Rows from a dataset
──────────

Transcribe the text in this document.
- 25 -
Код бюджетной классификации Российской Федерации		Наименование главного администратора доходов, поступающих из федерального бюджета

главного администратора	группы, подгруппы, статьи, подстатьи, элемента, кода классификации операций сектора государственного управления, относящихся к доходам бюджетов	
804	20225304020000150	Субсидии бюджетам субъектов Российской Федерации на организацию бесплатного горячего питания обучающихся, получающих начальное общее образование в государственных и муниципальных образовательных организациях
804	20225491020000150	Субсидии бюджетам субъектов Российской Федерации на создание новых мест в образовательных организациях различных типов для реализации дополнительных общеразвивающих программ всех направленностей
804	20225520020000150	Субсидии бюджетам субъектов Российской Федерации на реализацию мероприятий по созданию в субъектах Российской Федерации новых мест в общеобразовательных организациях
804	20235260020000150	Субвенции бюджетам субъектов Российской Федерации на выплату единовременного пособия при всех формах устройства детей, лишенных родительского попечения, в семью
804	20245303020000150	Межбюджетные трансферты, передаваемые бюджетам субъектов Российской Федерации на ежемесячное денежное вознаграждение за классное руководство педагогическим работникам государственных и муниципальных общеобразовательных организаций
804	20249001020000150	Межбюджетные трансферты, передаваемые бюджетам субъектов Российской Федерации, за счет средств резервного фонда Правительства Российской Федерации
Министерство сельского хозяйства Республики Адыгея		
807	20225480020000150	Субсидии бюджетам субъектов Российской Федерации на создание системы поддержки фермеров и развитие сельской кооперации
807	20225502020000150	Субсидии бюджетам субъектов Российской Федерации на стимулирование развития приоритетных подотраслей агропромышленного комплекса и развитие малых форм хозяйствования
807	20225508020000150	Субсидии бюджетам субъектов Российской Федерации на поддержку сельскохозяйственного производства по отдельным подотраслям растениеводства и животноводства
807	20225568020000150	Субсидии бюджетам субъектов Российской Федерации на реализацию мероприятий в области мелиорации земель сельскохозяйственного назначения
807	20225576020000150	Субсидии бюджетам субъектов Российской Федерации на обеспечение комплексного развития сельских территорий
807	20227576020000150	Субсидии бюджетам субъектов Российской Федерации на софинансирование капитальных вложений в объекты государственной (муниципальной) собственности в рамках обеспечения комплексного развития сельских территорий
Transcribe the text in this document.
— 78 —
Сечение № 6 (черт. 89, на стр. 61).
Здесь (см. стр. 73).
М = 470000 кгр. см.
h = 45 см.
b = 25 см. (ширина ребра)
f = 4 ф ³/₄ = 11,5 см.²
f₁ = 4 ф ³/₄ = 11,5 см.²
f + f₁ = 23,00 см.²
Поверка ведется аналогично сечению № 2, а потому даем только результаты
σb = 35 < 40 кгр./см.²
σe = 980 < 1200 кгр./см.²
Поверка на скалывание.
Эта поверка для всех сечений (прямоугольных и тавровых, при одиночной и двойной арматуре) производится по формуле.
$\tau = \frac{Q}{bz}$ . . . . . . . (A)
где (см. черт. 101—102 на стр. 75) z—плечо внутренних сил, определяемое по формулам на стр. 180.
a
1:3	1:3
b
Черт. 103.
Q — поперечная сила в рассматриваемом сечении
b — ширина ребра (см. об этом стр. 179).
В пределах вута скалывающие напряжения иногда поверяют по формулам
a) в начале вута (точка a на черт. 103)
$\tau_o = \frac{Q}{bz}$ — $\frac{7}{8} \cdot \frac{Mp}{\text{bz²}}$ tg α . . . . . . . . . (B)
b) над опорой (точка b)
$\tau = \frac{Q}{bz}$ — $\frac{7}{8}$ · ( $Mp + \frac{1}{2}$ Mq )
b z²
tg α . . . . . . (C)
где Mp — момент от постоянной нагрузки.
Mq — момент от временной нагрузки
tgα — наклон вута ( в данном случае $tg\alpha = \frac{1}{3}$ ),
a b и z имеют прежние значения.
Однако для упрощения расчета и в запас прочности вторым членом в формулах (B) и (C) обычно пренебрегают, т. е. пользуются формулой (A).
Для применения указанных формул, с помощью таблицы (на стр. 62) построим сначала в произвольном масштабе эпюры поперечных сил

──────────

### PROBLEM DESCRIPTION
Extract all lines as given.

### EXPECTED OUTPUT
Transcribe the text in this document.
- 25 -
Код бюджетной классификации Российской Федерации		Наименование главного администратора доходов, поступающих из федерального бюджета

главного администратора	группы, подгруппы, статьи, подстатьи, элемента, кода классификации операций сектора государственного управления, относящихся к доходам бюджетов	
804	20225304020000150	Субсидии бюджетам субъектов Российской Федерации на организацию бесплатного горячего питания обучающихся, получающих начальное общее образование в государственных и муниципальных образовательных организациях
804	20225491020000150	Субсидии бюджетам субъектов Российской Федерации на создание новых мест в образовательных организациях различных типов для реализации дополнительных общеразвивающих программ всех направленностей
804	20225520020000150	Субсидии бюджетам субъектов Российской Федерации на реализацию мероприятий по созданию в субъектах Российской Федерации новых мест в общеобразовательных организациях
804	20235260020000150	Субвенции бюджетам субъектов Российской Федерации на выплату единовременного пособия при всех формах устройства детей, лишенных родительского попечения, в семью
804	20245303020000150	Межбюджетные трансферты, передаваемые бюджетам субъектов Российской Федерации на ежемесячное денежное вознаграждение за классное руководство педагогическим работникам государственных и муниципальных общеобразовательных организаций
804	20249001020000150	Межбюджетные трансферты, передаваемые бюджетам субъектов Российской Федерации, за счет средств резервного фонда Правительства Российской Федерации
Министерство сельского хозяйства Республики Адыгея		
807	20225480020000150	Субсидии бюджетам субъектов Российской Федерации на создание системы поддержки фермеров и развитие сельской кооперации
807	20225502020000150	Субсидии бюджетам субъектов Российской Федерации на стимулирование развития приоритетных подотраслей агропромышленного комплекса и развитие малых форм хозяйствования
807	20225508020000150	Субсидии бюджетам субъектов Российской Федерации на поддержку сельскохозяйственного производства по отдельным подотраслям растениеводства и животноводства
807	20225568020000150	Субсидии бюджетам субъектов Российской Федерации на реализацию мероприятий в области мелиорации земель сельскохозяйственного назначения
807	20225576020000150	Субсидии бюджетам субъектов Российской Федерации на обеспечение комплексного развития сельских территорий
807	20227576020000150	Субсидии бюджетам субъектов Российской Федерации на софинансирование капитальных вложений в объекты государственной (муниципальной) собственности в рамках обеспечения комплексного развития сельских территорий
Transcribe the text in this document.
— 78 —
Сечение № 6 (черт. 89, на стр. 61).
Здесь (см. стр. 73).
М = 470000 кгр. см.
h = 45 см.
b = 25 см. (ширина ребра)
f = 4 ф ³/₄ = 11,5 см.²
f₁ = 4 ф ³/₄ = 11,5 см.²
f + f₁ = 23,00 см.²
Поверка ведется аналогично сечению № 2, а потому даем только результаты
σb = 35 < 40 кгр./см.²
σe = 980 < 1200 кгр./см.²
Поверка на скалывание.
Эта поверка для всех сечений (прямоугольных и тавровых, при одиночной и двойной арматуре) производится по формуле.
$\tau = \frac{Q}{bz}$ . . . . . . . (A)
где (см. черт. 101—102 на стр. 75) z—плечо внутренних сил, определяемое по формулам на стр. 180.
a
1:3	1:3
b
Черт. 103.
Q — поперечная сила в рассматриваемом сечении
b — ширина ребра (см. об этом стр. 179).
В пределах вута скалывающие напряжения иногда поверяют по формулам
a) в начале вута (точка a на черт. 103)
$\tau_o = \frac{Q}{bz}$ — $\frac{7}{8} \cdot \frac{Mp}{\text{bz²}}$ tg α . . . . . . . . . (B)
b) над опорой (точка b)
$\tau = \frac{Q}{bz}$ — $\frac{7}{8}$ · ( $Mp + \frac{1}{2}$ Mq )
b z²
tg α . . . . . . (C)
где Mp — момент от постоянной нагрузки.
Mq — момент от временной нагрузки
tgα — наклон вута ( в данном случае $tg\alpha = \frac{1}{3}$ ),
a b и z имеют прежние значения.
Однако для упрощения расчета и в запас прочности вторым членом в формулах (B) и (C) обычно пренебрегают, т. е. пользуются формулой (A).
Для применения указанных формул, с помощью таблицы (на стр. 62) построим сначала в произвольном масштабе эпюры поперечных сил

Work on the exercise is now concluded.